Exercise objective → All entries must be repeated exactly; do not include the pictures.

Available data →
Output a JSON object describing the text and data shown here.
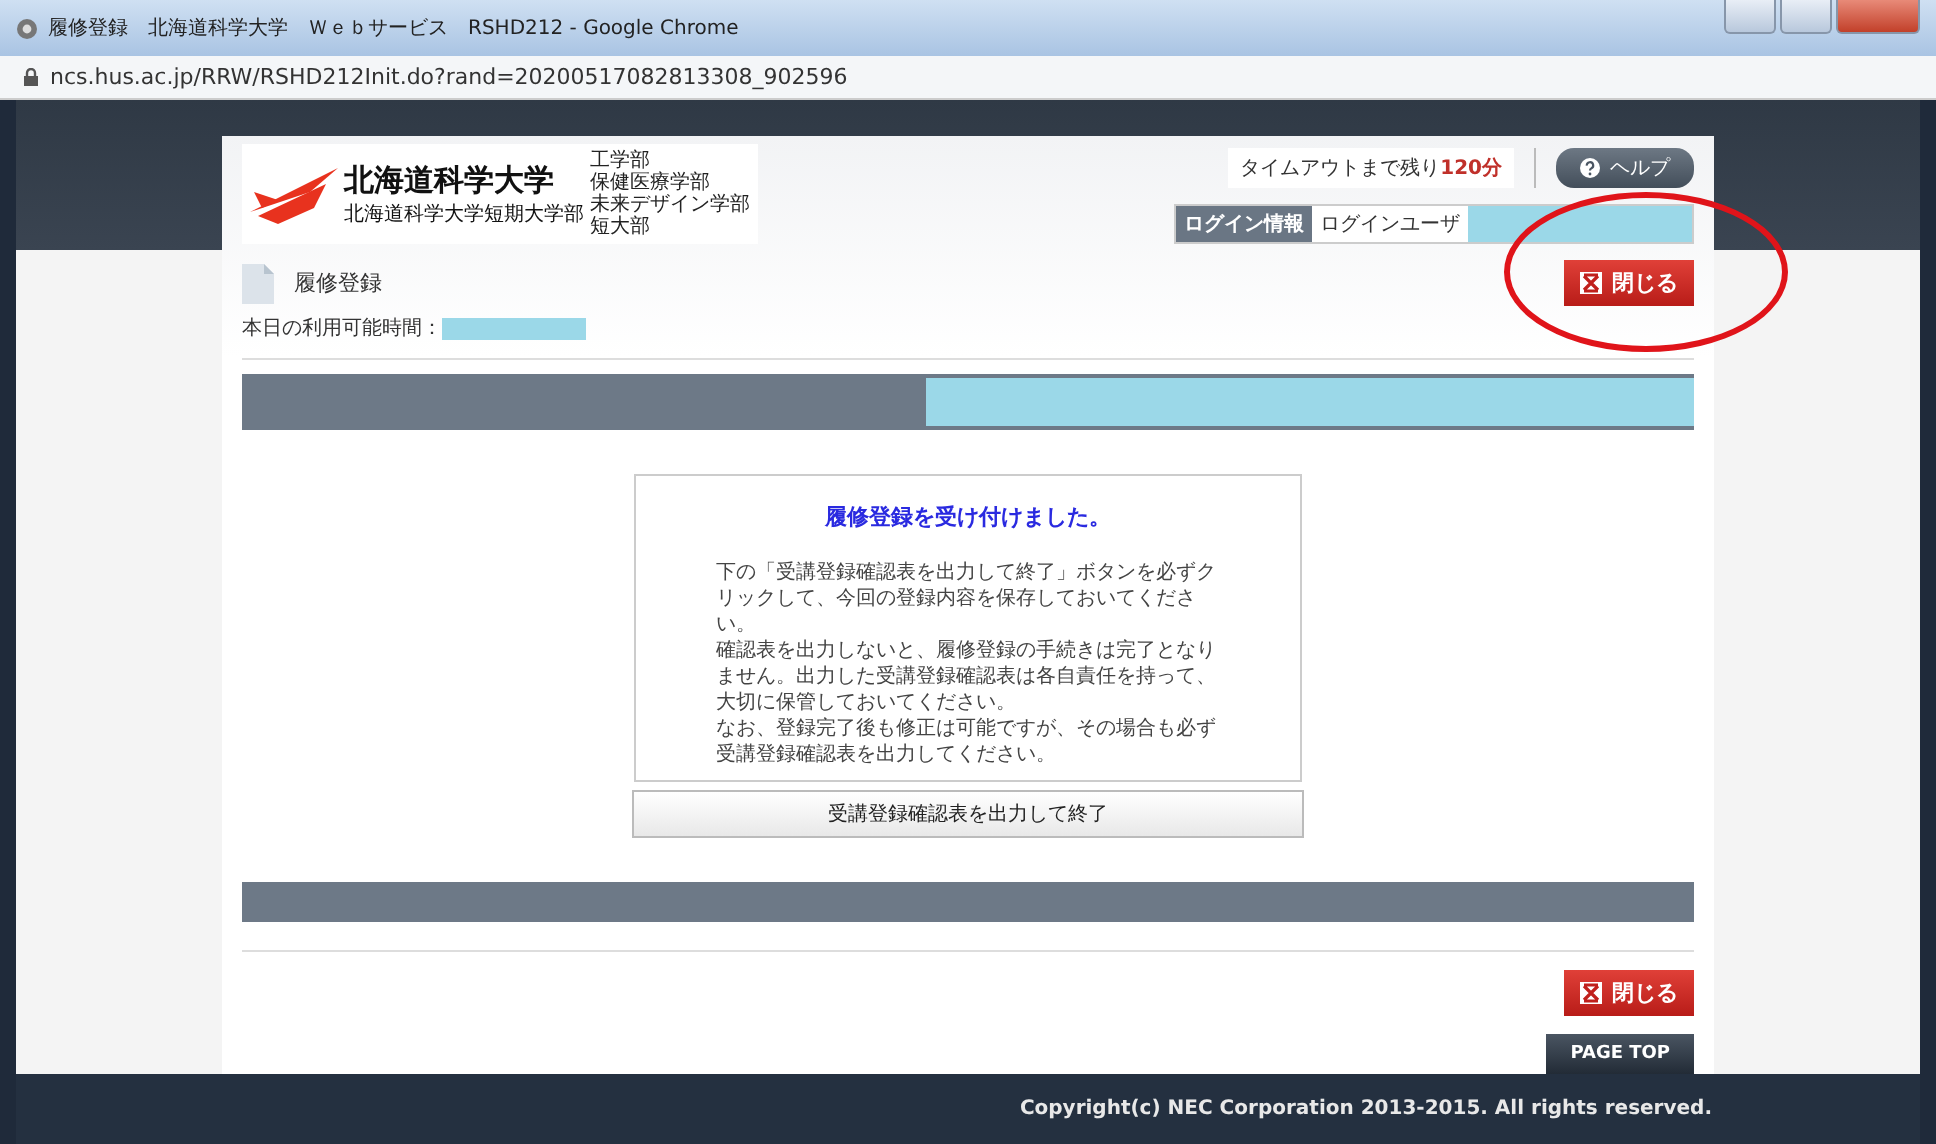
{
  "window": {
    "title": "履修登録　北海道科学大学　Ｗｅｂサービス　RSHD212 - Google Chrome"
  },
  "address_bar": {
    "url": "ncs.hus.ac.jp/RRW/RSHD212Init.do?rand=20200517082813308_902596"
  },
  "logo": {
    "name": "北海道科学大学",
    "subname": "北海道科学大学短期大学部",
    "faculties": [
      "工学部",
      "保健医療学部",
      "未来デザイン学部",
      "短大部"
    ]
  },
  "timeout": {
    "label": "タイムアウトまで残り",
    "value": "120分"
  },
  "help_button": {
    "label": "ヘルプ"
  },
  "login_info": {
    "heading": "ログイン情報",
    "label": "ログインユーザ"
  },
  "page_title": "履修登録",
  "close_buttons": [
    "閉じる",
    "閉じる"
  ],
  "available_time": {
    "label": "本日の利用可能時間："
  },
  "message": {
    "title": "履修登録を受け付けました。",
    "paragraphs": [
      "下の「受講登録確認表を出力して終了」ボタンを必ずクリックして、今回の登録内容を保存しておいてください。",
      "確認表を出力しないと、履修登録の手続きは完了となりません。出力した受講登録確認表は各自責任を持って、大切に保管しておいてください。",
      "なお、登録完了後も修正は可能ですが、その場合も必ず受講登録確認表を出力してください。"
    ]
  },
  "output_button": "受講登録確認表を出力して終了",
  "page_top": "PAGE TOP",
  "footer": "Copyright(c) NEC Corporation 2013-2015. All rights reserved."
}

Reply to the exercise →
Output a JSON object describing the text and data shown here.
{
  "window": {
    "title": "履修登録　北海道科学大学　Ｗｅｂサービス　RSHD212 - Google Chrome"
  },
  "address_bar": {
    "url": "ncs.hus.ac.jp/RRW/RSHD212Init.do?rand=20200517082813308_902596"
  },
  "logo": {
    "name": "北海道科学大学",
    "subname": "北海道科学大学短期大学部",
    "faculties": [
      "工学部",
      "保健医療学部",
      "未来デザイン学部",
      "短大部"
    ]
  },
  "timeout": {
    "label": "タイムアウトまで残り",
    "value": "120分"
  },
  "help_button": {
    "label": "ヘルプ"
  },
  "login_info": {
    "heading": "ログイン情報",
    "label": "ログインユーザ"
  },
  "page_title": "履修登録",
  "close_buttons": [
    "閉じる",
    "閉じる"
  ],
  "available_time": {
    "label": "本日の利用可能時間："
  },
  "message": {
    "title": "履修登録を受け付けました。",
    "paragraphs": [
      "下の「受講登録確認表を出力して終了」ボタンを必ずクリックして、今回の登録内容を保存しておいてください。",
      "確認表を出力しないと、履修登録の手続きは完了となりません。出力した受講登録確認表は各自責任を持って、大切に保管しておいてください。",
      "なお、登録完了後も修正は可能ですが、その場合も必ず受講登録確認表を出力してください。"
    ]
  },
  "output_button": "受講登録確認表を出力して終了",
  "page_top": "PAGE TOP",
  "footer": "Copyright(c) NEC Corporation 2013-2015. All rights reserved."
}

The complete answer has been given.